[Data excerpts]
——————
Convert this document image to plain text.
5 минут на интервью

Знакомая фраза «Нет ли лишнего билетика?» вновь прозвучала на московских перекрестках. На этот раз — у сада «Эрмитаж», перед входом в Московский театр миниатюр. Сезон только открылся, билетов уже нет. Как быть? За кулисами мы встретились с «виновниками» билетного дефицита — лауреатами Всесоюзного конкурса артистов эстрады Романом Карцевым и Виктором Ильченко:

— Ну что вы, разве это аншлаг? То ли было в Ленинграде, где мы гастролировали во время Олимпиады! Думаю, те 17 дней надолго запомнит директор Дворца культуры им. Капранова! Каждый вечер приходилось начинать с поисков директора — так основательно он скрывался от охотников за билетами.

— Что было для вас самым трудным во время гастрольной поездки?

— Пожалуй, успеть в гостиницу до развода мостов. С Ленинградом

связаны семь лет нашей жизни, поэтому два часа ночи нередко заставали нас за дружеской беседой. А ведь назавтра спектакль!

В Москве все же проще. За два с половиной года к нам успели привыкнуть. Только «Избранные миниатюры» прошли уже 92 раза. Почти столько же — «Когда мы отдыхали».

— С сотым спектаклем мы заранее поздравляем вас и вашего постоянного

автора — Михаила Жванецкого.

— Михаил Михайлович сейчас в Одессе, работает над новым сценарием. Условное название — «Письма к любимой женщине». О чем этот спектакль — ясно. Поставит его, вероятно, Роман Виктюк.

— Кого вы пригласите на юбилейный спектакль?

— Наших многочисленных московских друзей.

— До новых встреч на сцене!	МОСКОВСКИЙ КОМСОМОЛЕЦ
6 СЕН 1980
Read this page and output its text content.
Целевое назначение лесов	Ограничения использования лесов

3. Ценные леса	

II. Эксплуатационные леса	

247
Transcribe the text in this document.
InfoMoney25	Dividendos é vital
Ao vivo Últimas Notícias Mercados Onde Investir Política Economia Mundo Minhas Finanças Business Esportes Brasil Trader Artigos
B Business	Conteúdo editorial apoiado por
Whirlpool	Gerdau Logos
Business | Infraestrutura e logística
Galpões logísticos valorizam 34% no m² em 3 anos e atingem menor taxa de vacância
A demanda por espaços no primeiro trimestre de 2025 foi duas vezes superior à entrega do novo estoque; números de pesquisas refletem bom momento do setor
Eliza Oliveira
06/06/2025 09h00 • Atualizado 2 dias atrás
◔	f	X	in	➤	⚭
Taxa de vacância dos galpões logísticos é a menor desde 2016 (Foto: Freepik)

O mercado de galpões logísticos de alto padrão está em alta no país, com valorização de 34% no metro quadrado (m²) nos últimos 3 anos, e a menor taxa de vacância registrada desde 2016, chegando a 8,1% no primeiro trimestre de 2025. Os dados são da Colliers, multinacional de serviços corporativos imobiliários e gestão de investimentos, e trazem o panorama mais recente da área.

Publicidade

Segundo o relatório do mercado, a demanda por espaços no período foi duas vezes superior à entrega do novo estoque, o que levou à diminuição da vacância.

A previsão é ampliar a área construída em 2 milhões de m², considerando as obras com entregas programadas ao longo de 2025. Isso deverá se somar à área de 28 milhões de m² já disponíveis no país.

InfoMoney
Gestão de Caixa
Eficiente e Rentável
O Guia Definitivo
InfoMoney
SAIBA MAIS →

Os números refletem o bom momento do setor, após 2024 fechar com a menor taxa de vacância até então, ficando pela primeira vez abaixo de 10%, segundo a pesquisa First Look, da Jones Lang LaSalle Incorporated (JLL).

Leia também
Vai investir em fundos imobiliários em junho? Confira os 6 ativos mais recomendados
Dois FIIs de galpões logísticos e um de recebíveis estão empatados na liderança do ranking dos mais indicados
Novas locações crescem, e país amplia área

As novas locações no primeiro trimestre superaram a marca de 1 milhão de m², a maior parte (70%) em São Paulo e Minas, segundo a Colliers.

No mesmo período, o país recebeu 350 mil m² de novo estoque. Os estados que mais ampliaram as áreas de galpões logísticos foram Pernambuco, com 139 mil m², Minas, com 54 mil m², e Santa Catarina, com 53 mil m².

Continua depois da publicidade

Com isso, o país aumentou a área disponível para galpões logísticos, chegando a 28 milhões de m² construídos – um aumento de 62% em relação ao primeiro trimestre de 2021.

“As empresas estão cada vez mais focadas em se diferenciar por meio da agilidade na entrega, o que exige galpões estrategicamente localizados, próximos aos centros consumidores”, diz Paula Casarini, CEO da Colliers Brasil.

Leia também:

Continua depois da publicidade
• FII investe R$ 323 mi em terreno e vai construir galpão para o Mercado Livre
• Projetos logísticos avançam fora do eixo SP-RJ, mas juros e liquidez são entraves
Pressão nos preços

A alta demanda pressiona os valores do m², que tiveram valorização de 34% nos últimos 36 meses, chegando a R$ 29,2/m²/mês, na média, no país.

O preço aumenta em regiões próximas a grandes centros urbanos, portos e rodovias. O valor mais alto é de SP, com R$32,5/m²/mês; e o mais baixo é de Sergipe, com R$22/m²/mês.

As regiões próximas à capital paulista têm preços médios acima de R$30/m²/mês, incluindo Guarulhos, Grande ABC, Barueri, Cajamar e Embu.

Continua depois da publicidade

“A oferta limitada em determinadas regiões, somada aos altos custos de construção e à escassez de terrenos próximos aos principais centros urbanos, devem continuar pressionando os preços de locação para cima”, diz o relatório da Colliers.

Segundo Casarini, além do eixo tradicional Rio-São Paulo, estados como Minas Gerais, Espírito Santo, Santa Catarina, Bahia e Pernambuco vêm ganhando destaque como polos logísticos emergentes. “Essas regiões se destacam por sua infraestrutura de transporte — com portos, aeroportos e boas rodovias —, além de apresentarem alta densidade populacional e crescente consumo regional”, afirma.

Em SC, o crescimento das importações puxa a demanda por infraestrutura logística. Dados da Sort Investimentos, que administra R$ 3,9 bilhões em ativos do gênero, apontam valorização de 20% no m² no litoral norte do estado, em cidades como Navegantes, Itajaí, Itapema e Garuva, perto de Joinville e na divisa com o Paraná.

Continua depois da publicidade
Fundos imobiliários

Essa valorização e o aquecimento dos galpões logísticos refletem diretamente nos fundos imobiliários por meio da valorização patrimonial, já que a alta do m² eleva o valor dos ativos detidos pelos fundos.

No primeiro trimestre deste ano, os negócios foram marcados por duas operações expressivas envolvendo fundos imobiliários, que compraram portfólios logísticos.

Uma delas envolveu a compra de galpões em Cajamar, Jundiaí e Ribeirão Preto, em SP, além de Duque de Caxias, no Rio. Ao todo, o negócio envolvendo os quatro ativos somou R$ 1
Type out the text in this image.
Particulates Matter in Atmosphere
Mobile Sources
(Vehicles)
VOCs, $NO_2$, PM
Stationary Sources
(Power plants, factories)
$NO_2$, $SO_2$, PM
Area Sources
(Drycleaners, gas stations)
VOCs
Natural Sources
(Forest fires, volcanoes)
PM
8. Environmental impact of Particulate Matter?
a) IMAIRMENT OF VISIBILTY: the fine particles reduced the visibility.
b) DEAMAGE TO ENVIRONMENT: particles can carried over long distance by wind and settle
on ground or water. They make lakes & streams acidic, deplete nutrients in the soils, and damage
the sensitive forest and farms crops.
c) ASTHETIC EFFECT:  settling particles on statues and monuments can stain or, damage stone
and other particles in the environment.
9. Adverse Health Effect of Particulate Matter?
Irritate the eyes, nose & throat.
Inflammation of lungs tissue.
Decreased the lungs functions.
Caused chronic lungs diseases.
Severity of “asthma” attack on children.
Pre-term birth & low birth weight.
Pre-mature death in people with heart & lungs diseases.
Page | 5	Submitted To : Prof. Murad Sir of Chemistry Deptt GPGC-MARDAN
——————
◆ Task to complete ◆
Extract every record. Keep wording exact.

◆ Written response ◆
Convert this document image to plain text.
5 минут на интервью

Знакомая фраза «Нет ли лишнего билетика?» вновь прозвучала на московских перекрестках. На этот раз — у сада «Эрмитаж», перед входом в Московский театр миниатюр. Сезон только открылся, билетов уже нет. Как быть? За кулисами мы встретились с «виновниками» билетного дефицита — лауреатами Всесоюзного конкурса артистов эстрады Романом Карцевым и Виктором Ильченко:

— Ну что вы, разве это аншлаг? То ли было в Ленинграде, где мы гастролировали во время Олимпиады! Думаю, те 17 дней надолго запомнит директор Дворца культуры им. Капранова! Каждый вечер приходилось начинать с поисков директора — так основательно он скрывался от охотников за билетами.

— Что было для вас самым трудным во время гастрольной поездки?

— Пожалуй, успеть в гостиницу до развода мостов. С Ленинградом

связаны семь лет нашей жизни, поэтому два часа ночи нередко заставали нас за дружеской беседой. А ведь назавтра спектакль!

В Москве все же проще. За два с половиной года к нам успели привыкнуть. Только «Избранные миниатюры» прошли уже 92 раза. Почти столько же — «Когда мы отдыхали».

— С сотым спектаклем мы заранее поздравляем вас и вашего постоянного

автора — Михаила Жванецкого.

— Михаил Михайлович сейчас в Одессе, работает над новым сценарием. Условное название — «Письма к любимой женщине». О чем этот спектакль — ясно. Поставит его, вероятно, Роман Виктюк.

— Кого вы пригласите на юбилейный спектакль?

— Наших многочисленных московских друзей.

— До новых встреч на сцене!	МОСКОВСКИЙ КОМСОМОЛЕЦ
6 СЕН 1980
Read this page and output its text content.
Целевое назначение лесов	Ограничения использования лесов

3. Ценные леса	

II. Эксплуатационные леса	

247
Transcribe the text in this document.
InfoMoney25	Dividendos é vital
Ao vivo Últimas Notícias Mercados Onde Investir Política Economia Mundo Minhas Finanças Business Esportes Brasil Trader Artigos
B Business	Conteúdo editorial apoiado por
Whirlpool	Gerdau Logos
Business | Infraestrutura e logística
Galpões logísticos valorizam 34% no m² em 3 anos e atingem menor taxa de vacância
A demanda por espaços no primeiro trimestre de 2025 foi duas vezes superior à entrega do novo estoque; números de pesquisas refletem bom momento do setor
Eliza Oliveira
06/06/2025 09h00 • Atualizado 2 dias atrás
◔	f	X	in	➤	⚭
Taxa de vacância dos galpões logísticos é a menor desde 2016 (Foto: Freepik)

O mercado de galpões logísticos de alto padrão está em alta no país, com valorização de 34% no metro quadrado (m²) nos últimos 3 anos, e a menor taxa de vacância registrada desde 2016, chegando a 8,1% no primeiro trimestre de 2025. Os dados são da Colliers, multinacional de serviços corporativos imobiliários e gestão de investimentos, e trazem o panorama mais recente da área.

Publicidade

Segundo o relatório do mercado, a demanda por espaços no período foi duas vezes superior à entrega do novo estoque, o que levou à diminuição da vacância.

A previsão é ampliar a área construída em 2 milhões de m², considerando as obras com entregas programadas ao longo de 2025. Isso deverá se somar à área de 28 milhões de m² já disponíveis no país.

InfoMoney
Gestão de Caixa
Eficiente e Rentável
O Guia Definitivo
InfoMoney
SAIBA MAIS →

Os números refletem o bom momento do setor, após 2024 fechar com a menor taxa de vacância até então, ficando pela primeira vez abaixo de 10%, segundo a pesquisa First Look, da Jones Lang LaSalle Incorporated (JLL).

Leia também
Vai investir em fundos imobiliários em junho? Confira os 6 ativos mais recomendados
Dois FIIs de galpões logísticos e um de recebíveis estão empatados na liderança do ranking dos mais indicados
Novas locações crescem, e país amplia área

As novas locações no primeiro trimestre superaram a marca de 1 milhão de m², a maior parte (70%) em São Paulo e Minas, segundo a Colliers.

No mesmo período, o país recebeu 350 mil m² de novo estoque. Os estados que mais ampliaram as áreas de galpões logísticos foram Pernambuco, com 139 mil m², Minas, com 54 mil m², e Santa Catarina, com 53 mil m².

Continua depois da publicidade

Com isso, o país aumentou a área disponível para galpões logísticos, chegando a 28 milhões de m² construídos – um aumento de 62% em relação ao primeiro trimestre de 2021.

“As empresas estão cada vez mais focadas em se diferenciar por meio da agilidade na entrega, o que exige galpões estrategicamente localizados, próximos aos centros consumidores”, diz Paula Casarini, CEO da Colliers Brasil.

Leia também:

Continua depois da publicidade
• FII investe R$ 323 mi em terreno e vai construir galpão para o Mercado Livre
• Projetos logísticos avançam fora do eixo SP-RJ, mas juros e liquidez são entraves
Pressão nos preços

A alta demanda pressiona os valores do m², que tiveram valorização de 34% nos últimos 36 meses, chegando a R$ 29,2/m²/mês, na média, no país.

O preço aumenta em regiões próximas a grandes centros urbanos, portos e rodovias. O valor mais alto é de SP, com R$32,5/m²/mês; e o mais baixo é de Sergipe, com R$22/m²/mês.

As regiões próximas à capital paulista têm preços médios acima de R$30/m²/mês, incluindo Guarulhos, Grande ABC, Barueri, Cajamar e Embu.

Continua depois da publicidade

“A oferta limitada em determinadas regiões, somada aos altos custos de construção e à escassez de terrenos próximos aos principais centros urbanos, devem continuar pressionando os preços de locação para cima”, diz o relatório da Colliers.

Segundo Casarini, além do eixo tradicional Rio-São Paulo, estados como Minas Gerais, Espírito Santo, Santa Catarina, Bahia e Pernambuco vêm ganhando destaque como polos logísticos emergentes. “Essas regiões se destacam por sua infraestrutura de transporte — com portos, aeroportos e boas rodovias —, além de apresentarem alta densidade populacional e crescente consumo regional”, afirma.

Em SC, o crescimento das importações puxa a demanda por infraestrutura logística. Dados da Sort Investimentos, que administra R$ 3,9 bilhões em ativos do gênero, apontam valorização de 20% no m² no litoral norte do estado, em cidades como Navegantes, Itajaí, Itapema e Garuva, perto de Joinville e na divisa com o Paraná.

Continua depois da publicidade
Fundos imobiliários

Essa valorização e o aquecimento dos galpões logísticos refletem diretamente nos fundos imobiliários por meio da valorização patrimonial, já que a alta do m² eleva o valor dos ativos detidos pelos fundos.

No primeiro trimestre deste ano, os negócios foram marcados por duas operações expressivas envolvendo fundos imobiliários, que compraram portfólios logísticos.

Uma delas envolveu a compra de galpões em Cajamar, Jundiaí e Ribeirão Preto, em SP, além de Duque de Caxias, no Rio. Ao todo, o negócio envolvendo os quatro ativos somou R$ 1
Type out the text in this image.
Particulates Matter in Atmosphere
Mobile Sources
(Vehicles)
VOCs, $NO_2$, PM
Stationary Sources
(Power plants, factories)
$NO_2$, $SO_2$, PM
Area Sources
(Drycleaners, gas stations)
VOCs
Natural Sources
(Forest fires, volcanoes)
PM
8. Environmental impact of Particulate Matter?
a) IMAIRMENT OF VISIBILTY: the fine particles reduced the visibility.
b) DEAMAGE TO ENVIRONMENT: particles can carried over long distance by wind and settle
on ground or water. They make lakes & streams acidic, deplete nutrients in the soils, and damage
the sensitive forest and farms crops.
c) ASTHETIC EFFECT:  settling particles on statues and monuments can stain or, damage stone
and other particles in the environment.
9. Adverse Health Effect of Particulate Matter?
Irritate the eyes, nose & throat.
Inflammation of lungs tissue.
Decreased the lungs functions.
Caused chronic lungs diseases.
Severity of “asthma” attack on children.
Pre-term birth & low birth weight.
Pre-mature death in people with heart & lungs diseases.
Page | 5	Submitted To : Prof. Murad Sir of Chemistry Deptt GPGC-MARDAN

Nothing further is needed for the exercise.